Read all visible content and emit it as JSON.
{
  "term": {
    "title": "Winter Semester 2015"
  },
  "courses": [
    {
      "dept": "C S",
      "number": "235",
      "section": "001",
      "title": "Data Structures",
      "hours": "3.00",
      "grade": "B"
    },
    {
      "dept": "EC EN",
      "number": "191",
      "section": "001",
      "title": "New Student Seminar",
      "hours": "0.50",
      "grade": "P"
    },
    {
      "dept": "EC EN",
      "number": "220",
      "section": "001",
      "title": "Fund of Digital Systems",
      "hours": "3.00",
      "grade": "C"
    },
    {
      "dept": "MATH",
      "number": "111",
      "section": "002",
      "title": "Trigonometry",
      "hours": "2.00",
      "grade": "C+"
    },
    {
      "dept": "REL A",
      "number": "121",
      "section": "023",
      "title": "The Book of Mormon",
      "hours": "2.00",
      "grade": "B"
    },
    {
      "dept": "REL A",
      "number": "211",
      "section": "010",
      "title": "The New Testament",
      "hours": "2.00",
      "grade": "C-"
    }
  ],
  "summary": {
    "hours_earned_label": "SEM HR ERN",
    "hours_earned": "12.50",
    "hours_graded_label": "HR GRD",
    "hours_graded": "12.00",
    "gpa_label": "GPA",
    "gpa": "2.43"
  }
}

◇ ◇ ◇ ◇ ◇

> _Task description_:
List all lines above in which the string "title" appears.

> _Exercise result_:
    "title": "Winter Semester 2015"
      "title": "Data Structures",
      "title": "New Student Seminar",
      "title": "Fund of Digital Systems",
      "title": "Trigonometry",
      "title": "The Book of Mormon",
      "title": "The New Testament",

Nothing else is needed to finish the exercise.